Your instructions: Return each entry exactly, omitting nothing.

▬▬▬▬▬▬

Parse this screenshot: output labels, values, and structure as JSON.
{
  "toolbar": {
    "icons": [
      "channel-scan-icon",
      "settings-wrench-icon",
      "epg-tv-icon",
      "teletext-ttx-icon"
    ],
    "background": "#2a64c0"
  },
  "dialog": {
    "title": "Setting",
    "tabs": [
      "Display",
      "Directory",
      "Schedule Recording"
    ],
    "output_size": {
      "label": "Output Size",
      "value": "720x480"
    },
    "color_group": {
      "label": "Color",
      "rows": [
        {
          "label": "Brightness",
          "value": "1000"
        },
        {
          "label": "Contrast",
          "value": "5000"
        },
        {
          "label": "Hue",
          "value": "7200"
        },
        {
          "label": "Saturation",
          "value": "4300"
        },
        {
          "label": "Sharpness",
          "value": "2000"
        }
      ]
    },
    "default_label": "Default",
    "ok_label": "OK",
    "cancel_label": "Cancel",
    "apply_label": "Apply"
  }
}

▬▬▬▬▬▬

Written solution:
Parse this screenshot: output labels, values, and structure as JSON.
{
  "toolbar": {
    "icons": [
      "channel-scan-icon",
      "settings-wrench-icon",
      "epg-tv-icon",
      "teletext-ttx-icon"
    ],
    "background": "#2a64c0"
  },
  "dialog": {
    "title": "Setting",
    "tabs": [
      "Display",
      "Directory",
      "Schedule Recording"
    ],
    "output_size": {
      "label": "Output Size",
      "value": "720x480"
    },
    "color_group": {
      "label": "Color",
      "rows": [
        {
          "label": "Brightness",
          "value": "1000"
        },
        {
          "label": "Contrast",
          "value": "5000"
        },
        {
          "label": "Hue",
          "value": "7200"
        },
        {
          "label": "Saturation",
          "value": "4300"
        },
        {
          "label": "Sharpness",
          "value": "2000"
        }
      ]
    },
    "default_label": "Default",
    "ok_label": "OK",
    "cancel_label": "Cancel",
    "apply_label": "Apply"
  }
}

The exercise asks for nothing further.